§ **Short task**:
Reproduce every line of the material below, but drop the pictures.

§ **Material provided**:
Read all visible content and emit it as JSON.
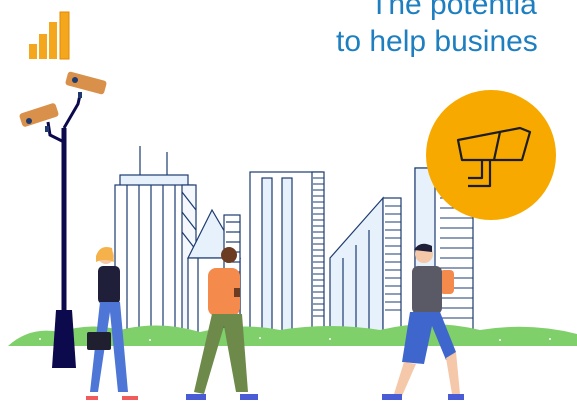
{
  "headline": {
    "line1": "The potentia",
    "line2": "to help busines"
  },
  "colors": {
    "headline_blue": "#1e7fc0",
    "signal_orange": "#f4a61c",
    "badge_orange": "#f7a900",
    "camera_orange": "#d9904a",
    "pole_navy": "#0c0a4d",
    "grass_green": "#7fcf6a",
    "building_outline": "#1d3b70",
    "building_fill": "#e6f1fb"
  },
  "icons": {
    "signal": "signal-bars-icon",
    "camera_badge": "security-camera-icon",
    "pole_camera_top": "cctv-camera-icon",
    "pole_camera_left": "cctv-camera-icon"
  }
}
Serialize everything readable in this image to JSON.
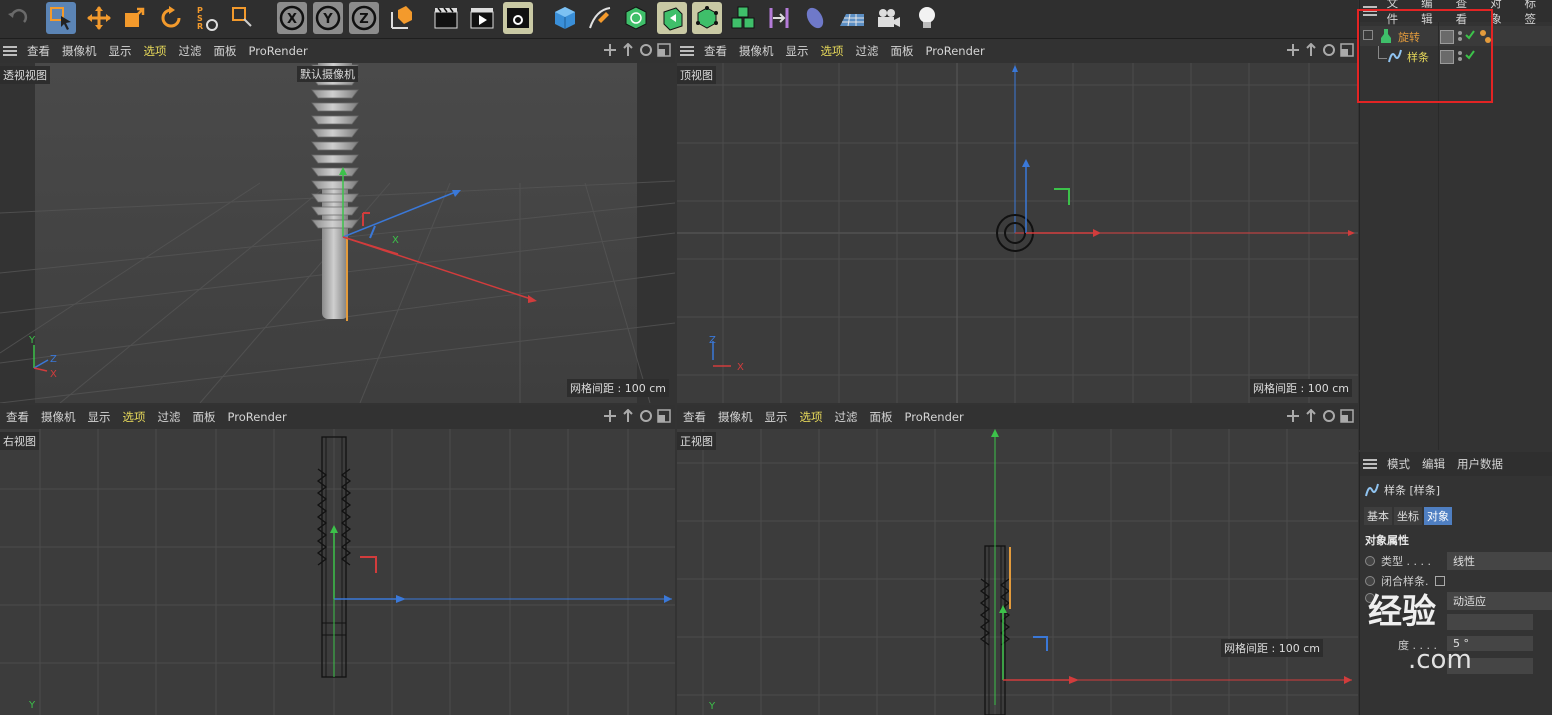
{
  "viewport_menu": [
    "查看",
    "摄像机",
    "显示",
    "选项",
    "过滤",
    "面板",
    "ProRender"
  ],
  "viewports": {
    "perspective": {
      "label": "透视视图",
      "camera": "默认摄像机",
      "grid_text": "网格间距 : 100 cm"
    },
    "top": {
      "label": "顶视图",
      "grid_text": "网格间距 : 100 cm"
    },
    "right": {
      "label": "右视图"
    },
    "front": {
      "label": "正视图",
      "grid_text": "网格间距 : 100 cm"
    }
  },
  "axis_labels": {
    "x": "X",
    "y": "Y",
    "z": "Z"
  },
  "toolbar_axis": {
    "x": "X",
    "y": "Y",
    "z": "Z"
  },
  "object_manager": {
    "menu": [
      "文件",
      "编辑",
      "查看",
      "对象",
      "标签"
    ],
    "objects": [
      {
        "name": "旋转",
        "type": "lathe"
      },
      {
        "name": "样条",
        "type": "spline"
      }
    ]
  },
  "attribute_manager": {
    "menu": [
      "模式",
      "编辑",
      "用户数据"
    ],
    "object_title": "样条 [样条]",
    "tabs": [
      "基本",
      "坐标",
      "对象"
    ],
    "active_tab": "对象",
    "section": "对象属性",
    "type_label": "类型 . . . .",
    "type_value": "线性",
    "closed_label": "闭合样条.",
    "interp_value": "动适应",
    "angle_label": "度 . . . .",
    "angle_value": "5 °"
  },
  "watermark": {
    "text": "经验",
    "domain": ".com"
  },
  "colors": {
    "accent_active": "#e6d85a",
    "object_name": "#e39b3c",
    "highlight_box": "#e32424",
    "x_axis": "#d23c3c",
    "y_axis": "#3cc24a",
    "z_axis": "#3a78d8"
  }
}
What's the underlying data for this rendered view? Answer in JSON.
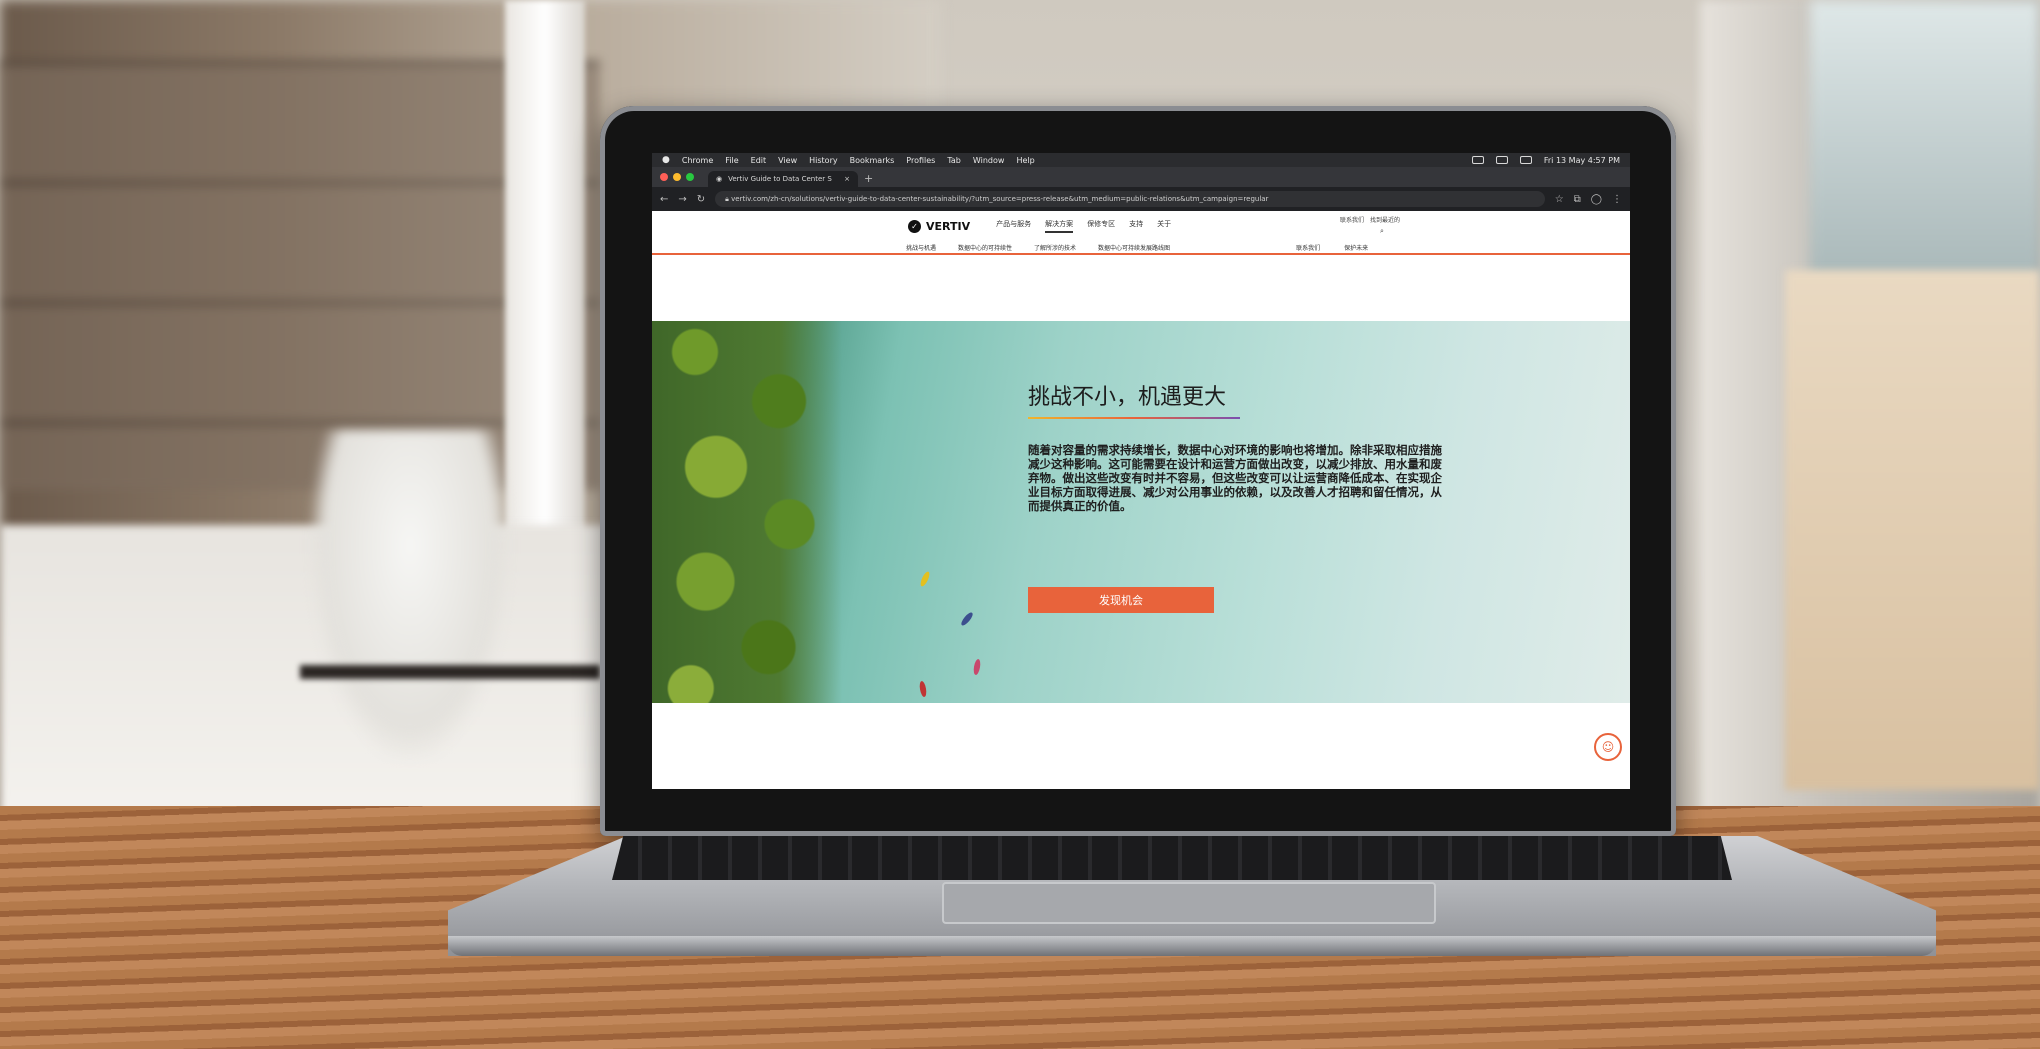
{
  "menubar": {
    "app": "Chrome",
    "items": [
      "File",
      "Edit",
      "View",
      "History",
      "Bookmarks",
      "Profiles",
      "Tab",
      "Window",
      "Help"
    ],
    "clock": "Fri 13 May 4:57 PM"
  },
  "browser": {
    "tab_title": "Vertiv Guide to Data Center S",
    "new_tab": "+",
    "url": "vertiv.com/zh-cn/solutions/vertiv-guide-to-data-center-sustainability/?utm_source=press-release&utm_medium=public-relations&utm_campaign=regular"
  },
  "site": {
    "logo_text": "VERTIV",
    "nav": [
      "产品与服务",
      "解决方案",
      "保修专区",
      "支持",
      "关于"
    ],
    "active_nav": "解决方案",
    "utility": [
      "联系我们",
      "找到最近的"
    ],
    "subnav_left": [
      "挑战与机遇",
      "数据中心的可持续性",
      "了解所涉的技术",
      "数据中心可持续发展路线图"
    ],
    "subnav_right": [
      "联系我们",
      "保护未来"
    ]
  },
  "hero": {
    "title": "挑战不小，机遇更大",
    "body": "随着对容量的需求持续增长，数据中心对环境的影响也将增加。除非采取相应措施减少这种影响。这可能需要在设计和运营方面做出改变，以减少排放、用水量和废弃物。做出这些改变有时并不容易，但这些改变可以让运营商降低成本、在实现企业目标方面取得进展、减少对公用事业的依赖，以及改善人才招聘和留任情况，从而提供真正的价值。",
    "cta": "发现机会"
  },
  "colors": {
    "accent": "#e8633b",
    "text": "#1d1d1d"
  },
  "icons": {
    "apple": "apple-icon",
    "search": "search-icon",
    "chat": "chat-icon"
  }
}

§ **Full answer**:
Read all visible content and emit it as JSON.
{
  "headline": {
    "line1": "The potentia",
    "line2": "to help busines"
  },
  "colors": {
    "headline_blue": "#1e7fc0",
    "signal_orange": "#f4a61c",
    "badge_orange": "#f7a900",
    "camera_orange": "#d9904a",
    "pole_navy": "#0c0a4d",
    "grass_green": "#7fcf6a",
    "building_outline": "#1d3b70",
    "building_fill": "#e6f1fb"
  },
  "icons": {
    "signal": "signal-bars-icon",
    "camera_badge": "security-camera-icon",
    "pole_camera_top": "cctv-camera-icon",
    "pole_camera_left": "cctv-camera-icon"
  }
}
Serialize everything readable in this image to JSON.
{
  "viewport_menu": [
    "查看",
    "摄像机",
    "显示",
    "选项",
    "过滤",
    "面板",
    "ProRender"
  ],
  "viewports": {
    "perspective": {
      "label": "透视视图",
      "camera": "默认摄像机",
      "grid_text": "网格间距 : 100 cm"
    },
    "top": {
      "label": "顶视图",
      "grid_text": "网格间距 : 100 cm"
    },
    "right": {
      "label": "右视图"
    },
    "front": {
      "label": "正视图",
      "grid_text": "网格间距 : 100 cm"
    }
  },
  "axis_labels": {
    "x": "X",
    "y": "Y",
    "z": "Z"
  },
  "toolbar_axis": {
    "x": "X",
    "y": "Y",
    "z": "Z"
  },
  "object_manager": {
    "menu": [
      "文件",
      "编辑",
      "查看",
      "对象",
      "标签"
    ],
    "objects": [
      {
        "name": "旋转",
        "type": "lathe"
      },
      {
        "name": "样条",
        "type": "spline"
      }
    ]
  },
  "attribute_manager": {
    "menu": [
      "模式",
      "编辑",
      "用户数据"
    ],
    "object_title": "样条 [样条]",
    "tabs": [
      "基本",
      "坐标",
      "对象"
    ],
    "active_tab": "对象",
    "section": "对象属性",
    "type_label": "类型 . . . .",
    "type_value": "线性",
    "closed_label": "闭合样条.",
    "interp_value": "动适应",
    "angle_label": "度 . . . .",
    "angle_value": "5 °"
  },
  "watermark": {
    "text": "经验",
    "domain": ".com"
  },
  "colors": {
    "accent_active": "#e6d85a",
    "object_name": "#e39b3c",
    "highlight_box": "#e32424",
    "x_axis": "#d23c3c",
    "y_axis": "#3cc24a",
    "z_axis": "#3a78d8"
  }
}
What's the underlying data for this rendered view? Answer in JSON.
{
  "menubar": {
    "app": "Chrome",
    "items": [
      "File",
      "Edit",
      "View",
      "History",
      "Bookmarks",
      "Profiles",
      "Tab",
      "Window",
      "Help"
    ],
    "clock": "Fri 13 May 4:57 PM"
  },
  "browser": {
    "tab_title": "Vertiv Guide to Data Center S",
    "new_tab": "+",
    "url": "vertiv.com/zh-cn/solutions/vertiv-guide-to-data-center-sustainability/?utm_source=press-release&utm_medium=public-relations&utm_campaign=regular"
  },
  "site": {
    "logo_text": "VERTIV",
    "nav": [
      "产品与服务",
      "解决方案",
      "保修专区",
      "支持",
      "关于"
    ],
    "active_nav": "解决方案",
    "utility": [
      "联系我们",
      "找到最近的"
    ],
    "subnav_left": [
      "挑战与机遇",
      "数据中心的可持续性",
      "了解所涉的技术",
      "数据中心可持续发展路线图"
    ],
    "subnav_right": [
      "联系我们",
      "保护未来"
    ]
  },
  "hero": {
    "title": "挑战不小，机遇更大",
    "body": "随着对容量的需求持续增长，数据中心对环境的影响也将增加。除非采取相应措施减少这种影响。这可能需要在设计和运营方面做出改变，以减少排放、用水量和废弃物。做出这些改变有时并不容易，但这些改变可以让运营商降低成本、在实现企业目标方面取得进展、减少对公用事业的依赖，以及改善人才招聘和留任情况，从而提供真正的价值。",
    "cta": "发现机会"
  },
  "colors": {
    "accent": "#e8633b",
    "text": "#1d1d1d"
  },
  "icons": {
    "apple": "apple-icon",
    "search": "search-icon",
    "chat": "chat-icon"
  }
}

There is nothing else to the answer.